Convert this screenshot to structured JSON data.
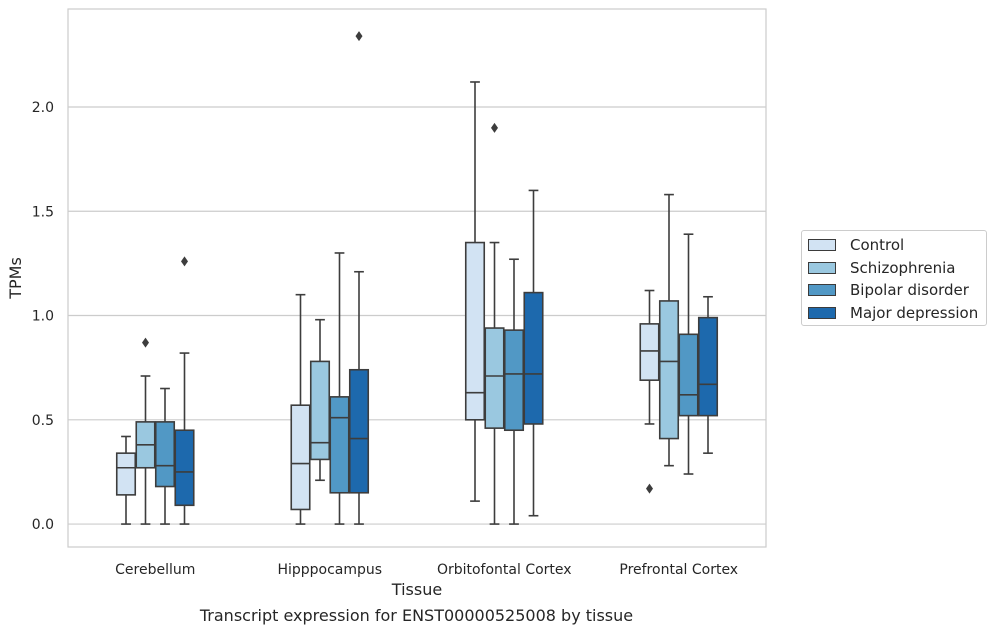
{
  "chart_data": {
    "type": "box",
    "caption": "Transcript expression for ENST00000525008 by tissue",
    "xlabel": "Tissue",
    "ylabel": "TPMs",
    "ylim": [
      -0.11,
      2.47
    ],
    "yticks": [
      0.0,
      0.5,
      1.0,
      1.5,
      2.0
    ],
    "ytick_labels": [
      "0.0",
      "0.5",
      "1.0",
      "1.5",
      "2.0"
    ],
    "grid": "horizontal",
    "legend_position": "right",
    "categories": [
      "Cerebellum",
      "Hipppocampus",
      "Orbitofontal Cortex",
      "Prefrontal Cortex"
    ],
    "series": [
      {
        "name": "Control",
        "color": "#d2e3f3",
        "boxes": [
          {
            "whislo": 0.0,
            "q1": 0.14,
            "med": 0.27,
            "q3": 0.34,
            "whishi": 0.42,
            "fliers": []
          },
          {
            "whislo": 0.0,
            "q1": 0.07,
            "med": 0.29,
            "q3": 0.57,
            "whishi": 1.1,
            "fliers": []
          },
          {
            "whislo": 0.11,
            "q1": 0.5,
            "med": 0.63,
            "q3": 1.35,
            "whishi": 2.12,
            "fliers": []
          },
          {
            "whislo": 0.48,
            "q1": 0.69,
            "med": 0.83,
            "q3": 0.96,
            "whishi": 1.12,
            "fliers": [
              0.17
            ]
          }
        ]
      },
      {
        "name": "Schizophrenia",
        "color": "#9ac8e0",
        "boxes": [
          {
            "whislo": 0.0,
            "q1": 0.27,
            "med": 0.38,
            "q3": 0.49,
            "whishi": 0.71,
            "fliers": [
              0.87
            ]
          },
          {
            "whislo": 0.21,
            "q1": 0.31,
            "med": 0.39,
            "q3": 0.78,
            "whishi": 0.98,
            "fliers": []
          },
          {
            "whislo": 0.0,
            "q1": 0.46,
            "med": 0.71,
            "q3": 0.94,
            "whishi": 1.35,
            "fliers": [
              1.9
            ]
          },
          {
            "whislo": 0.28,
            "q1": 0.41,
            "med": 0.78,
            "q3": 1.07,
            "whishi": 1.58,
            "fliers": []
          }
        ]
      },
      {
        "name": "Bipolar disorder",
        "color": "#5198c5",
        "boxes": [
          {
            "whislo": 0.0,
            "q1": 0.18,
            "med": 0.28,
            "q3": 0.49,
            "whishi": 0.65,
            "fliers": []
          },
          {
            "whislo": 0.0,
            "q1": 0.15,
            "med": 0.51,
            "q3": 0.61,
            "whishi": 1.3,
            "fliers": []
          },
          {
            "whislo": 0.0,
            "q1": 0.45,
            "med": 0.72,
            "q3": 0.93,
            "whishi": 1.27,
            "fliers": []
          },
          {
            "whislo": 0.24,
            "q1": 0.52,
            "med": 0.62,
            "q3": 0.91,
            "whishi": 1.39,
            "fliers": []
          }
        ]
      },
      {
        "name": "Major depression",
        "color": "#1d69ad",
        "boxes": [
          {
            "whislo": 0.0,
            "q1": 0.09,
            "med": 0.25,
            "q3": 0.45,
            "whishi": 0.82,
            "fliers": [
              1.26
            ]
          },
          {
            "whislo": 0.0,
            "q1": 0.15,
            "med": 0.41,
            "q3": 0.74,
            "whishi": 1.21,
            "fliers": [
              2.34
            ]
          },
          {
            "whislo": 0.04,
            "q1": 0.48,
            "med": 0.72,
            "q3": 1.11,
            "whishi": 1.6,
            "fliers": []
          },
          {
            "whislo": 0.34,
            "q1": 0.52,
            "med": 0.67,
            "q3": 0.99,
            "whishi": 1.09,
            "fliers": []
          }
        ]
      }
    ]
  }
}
· · · · ·
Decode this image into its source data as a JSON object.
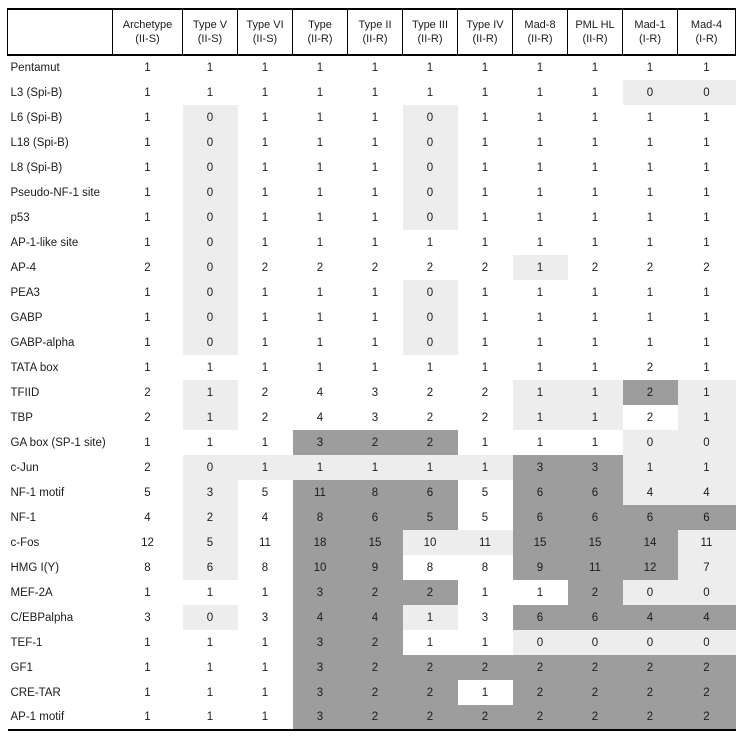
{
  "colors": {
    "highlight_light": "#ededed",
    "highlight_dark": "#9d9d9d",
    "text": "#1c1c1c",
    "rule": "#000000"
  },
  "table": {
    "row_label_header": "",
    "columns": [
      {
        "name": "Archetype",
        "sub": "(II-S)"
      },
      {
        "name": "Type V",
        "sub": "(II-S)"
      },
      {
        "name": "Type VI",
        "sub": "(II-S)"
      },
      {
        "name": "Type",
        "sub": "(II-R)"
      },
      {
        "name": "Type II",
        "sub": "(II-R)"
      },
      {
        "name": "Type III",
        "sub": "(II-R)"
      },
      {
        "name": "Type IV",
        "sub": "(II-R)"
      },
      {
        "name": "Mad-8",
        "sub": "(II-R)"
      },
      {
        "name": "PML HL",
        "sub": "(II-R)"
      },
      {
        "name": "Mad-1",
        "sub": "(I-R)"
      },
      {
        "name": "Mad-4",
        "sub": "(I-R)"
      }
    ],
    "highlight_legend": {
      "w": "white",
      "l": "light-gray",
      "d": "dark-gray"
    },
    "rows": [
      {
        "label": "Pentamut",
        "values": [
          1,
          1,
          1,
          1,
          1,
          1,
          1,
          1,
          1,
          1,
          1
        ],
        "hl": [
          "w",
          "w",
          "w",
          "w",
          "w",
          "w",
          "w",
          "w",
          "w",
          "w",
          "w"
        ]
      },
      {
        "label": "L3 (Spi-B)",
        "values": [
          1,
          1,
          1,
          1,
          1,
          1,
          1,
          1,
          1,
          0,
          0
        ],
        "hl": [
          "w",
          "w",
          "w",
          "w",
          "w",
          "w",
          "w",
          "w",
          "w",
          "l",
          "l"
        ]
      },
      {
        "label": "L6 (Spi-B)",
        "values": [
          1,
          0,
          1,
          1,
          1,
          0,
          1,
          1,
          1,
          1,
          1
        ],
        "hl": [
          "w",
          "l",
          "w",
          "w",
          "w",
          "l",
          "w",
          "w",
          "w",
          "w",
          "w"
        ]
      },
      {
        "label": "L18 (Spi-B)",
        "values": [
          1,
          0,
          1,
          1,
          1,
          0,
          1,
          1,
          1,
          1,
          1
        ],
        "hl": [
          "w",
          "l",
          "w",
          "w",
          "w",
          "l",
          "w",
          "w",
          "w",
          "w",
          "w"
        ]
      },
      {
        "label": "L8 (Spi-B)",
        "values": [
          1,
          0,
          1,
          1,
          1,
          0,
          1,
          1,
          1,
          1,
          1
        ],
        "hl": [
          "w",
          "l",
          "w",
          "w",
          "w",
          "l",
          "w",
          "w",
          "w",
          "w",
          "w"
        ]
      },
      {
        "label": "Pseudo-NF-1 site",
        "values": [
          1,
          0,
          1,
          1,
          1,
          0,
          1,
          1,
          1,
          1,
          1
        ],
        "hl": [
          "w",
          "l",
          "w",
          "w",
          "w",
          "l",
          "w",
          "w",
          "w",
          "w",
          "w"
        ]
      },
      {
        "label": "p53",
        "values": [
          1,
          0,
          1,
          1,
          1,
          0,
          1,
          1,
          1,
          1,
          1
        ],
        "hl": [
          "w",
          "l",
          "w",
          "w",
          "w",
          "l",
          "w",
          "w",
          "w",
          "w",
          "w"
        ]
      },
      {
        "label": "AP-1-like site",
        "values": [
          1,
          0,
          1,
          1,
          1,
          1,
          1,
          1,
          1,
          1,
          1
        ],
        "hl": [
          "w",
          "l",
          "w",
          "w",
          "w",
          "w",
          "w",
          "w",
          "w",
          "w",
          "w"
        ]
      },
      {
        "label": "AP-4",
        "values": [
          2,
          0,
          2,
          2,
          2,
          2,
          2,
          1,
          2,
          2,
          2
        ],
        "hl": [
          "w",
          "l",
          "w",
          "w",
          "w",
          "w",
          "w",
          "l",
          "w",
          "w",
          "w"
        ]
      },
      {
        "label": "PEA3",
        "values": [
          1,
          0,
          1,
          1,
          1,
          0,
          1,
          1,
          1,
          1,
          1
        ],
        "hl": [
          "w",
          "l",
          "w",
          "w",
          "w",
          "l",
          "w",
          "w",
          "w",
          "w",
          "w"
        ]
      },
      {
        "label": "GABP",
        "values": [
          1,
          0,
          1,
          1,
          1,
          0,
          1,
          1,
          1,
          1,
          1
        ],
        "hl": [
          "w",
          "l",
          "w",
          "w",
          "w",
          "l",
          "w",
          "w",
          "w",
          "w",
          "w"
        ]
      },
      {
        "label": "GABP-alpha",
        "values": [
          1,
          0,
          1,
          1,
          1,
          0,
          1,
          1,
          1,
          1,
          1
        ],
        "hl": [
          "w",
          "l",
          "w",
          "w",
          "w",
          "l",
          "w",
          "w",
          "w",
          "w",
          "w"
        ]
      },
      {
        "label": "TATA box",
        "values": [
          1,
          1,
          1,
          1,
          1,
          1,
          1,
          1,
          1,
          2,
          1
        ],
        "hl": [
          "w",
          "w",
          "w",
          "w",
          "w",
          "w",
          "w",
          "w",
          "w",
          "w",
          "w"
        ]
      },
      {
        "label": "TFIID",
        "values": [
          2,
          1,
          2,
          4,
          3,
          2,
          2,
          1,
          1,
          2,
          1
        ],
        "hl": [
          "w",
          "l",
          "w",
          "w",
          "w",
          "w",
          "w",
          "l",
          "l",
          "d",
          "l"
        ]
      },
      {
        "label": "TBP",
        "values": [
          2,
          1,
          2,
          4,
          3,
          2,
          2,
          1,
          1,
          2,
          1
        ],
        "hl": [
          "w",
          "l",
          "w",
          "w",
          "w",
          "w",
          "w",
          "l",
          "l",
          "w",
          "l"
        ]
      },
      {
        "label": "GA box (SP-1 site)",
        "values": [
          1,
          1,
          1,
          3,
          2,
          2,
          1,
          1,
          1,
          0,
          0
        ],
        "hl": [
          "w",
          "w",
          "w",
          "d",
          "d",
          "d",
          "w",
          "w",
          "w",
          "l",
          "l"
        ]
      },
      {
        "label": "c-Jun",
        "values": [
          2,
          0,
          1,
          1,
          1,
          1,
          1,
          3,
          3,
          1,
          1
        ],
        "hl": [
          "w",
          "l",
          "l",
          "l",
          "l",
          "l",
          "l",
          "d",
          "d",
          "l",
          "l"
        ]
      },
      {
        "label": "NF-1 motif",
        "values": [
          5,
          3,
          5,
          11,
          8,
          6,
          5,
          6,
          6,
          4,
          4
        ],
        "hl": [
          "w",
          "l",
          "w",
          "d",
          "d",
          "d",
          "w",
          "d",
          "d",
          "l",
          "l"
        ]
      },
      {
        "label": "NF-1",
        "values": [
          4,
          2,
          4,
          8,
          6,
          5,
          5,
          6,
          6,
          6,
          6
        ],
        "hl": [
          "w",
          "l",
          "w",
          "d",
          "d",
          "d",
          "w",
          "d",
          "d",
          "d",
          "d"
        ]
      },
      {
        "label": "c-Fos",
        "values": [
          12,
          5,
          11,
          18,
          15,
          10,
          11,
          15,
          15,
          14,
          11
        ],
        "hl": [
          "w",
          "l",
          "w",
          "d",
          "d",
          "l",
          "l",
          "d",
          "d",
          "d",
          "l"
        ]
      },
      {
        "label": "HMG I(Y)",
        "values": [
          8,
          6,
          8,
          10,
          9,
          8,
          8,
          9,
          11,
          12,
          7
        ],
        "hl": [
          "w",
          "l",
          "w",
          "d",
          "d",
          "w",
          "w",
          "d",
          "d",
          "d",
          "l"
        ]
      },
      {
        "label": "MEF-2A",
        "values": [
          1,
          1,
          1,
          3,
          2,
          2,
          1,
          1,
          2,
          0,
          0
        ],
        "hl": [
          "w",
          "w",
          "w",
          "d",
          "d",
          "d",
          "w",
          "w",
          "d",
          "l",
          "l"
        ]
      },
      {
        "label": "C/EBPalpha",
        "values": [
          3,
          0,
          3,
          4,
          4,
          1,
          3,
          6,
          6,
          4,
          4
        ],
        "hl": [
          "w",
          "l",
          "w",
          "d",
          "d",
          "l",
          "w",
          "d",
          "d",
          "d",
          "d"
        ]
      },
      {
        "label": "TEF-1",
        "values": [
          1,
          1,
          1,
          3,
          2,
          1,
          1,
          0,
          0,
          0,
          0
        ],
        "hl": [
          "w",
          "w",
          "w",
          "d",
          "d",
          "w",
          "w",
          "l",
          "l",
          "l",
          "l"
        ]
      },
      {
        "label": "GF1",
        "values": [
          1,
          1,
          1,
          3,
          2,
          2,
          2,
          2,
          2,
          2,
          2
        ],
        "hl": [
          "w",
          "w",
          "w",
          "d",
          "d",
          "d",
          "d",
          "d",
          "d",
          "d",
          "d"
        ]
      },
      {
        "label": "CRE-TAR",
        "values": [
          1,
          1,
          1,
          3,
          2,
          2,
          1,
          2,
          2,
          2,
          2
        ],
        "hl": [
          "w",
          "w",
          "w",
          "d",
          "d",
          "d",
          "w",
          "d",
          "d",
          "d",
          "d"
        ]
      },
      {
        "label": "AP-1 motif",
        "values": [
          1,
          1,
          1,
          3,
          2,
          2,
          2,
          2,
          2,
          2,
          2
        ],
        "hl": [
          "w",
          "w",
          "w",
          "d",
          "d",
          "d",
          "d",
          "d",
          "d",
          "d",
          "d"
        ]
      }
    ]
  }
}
· · · · ·
◆ Requirement
In the material above, show every line where the word "Cortex" turns up.

◆ Solution to this task
      "Orbitofontal Cortex",
      "Prefrontal Cortex"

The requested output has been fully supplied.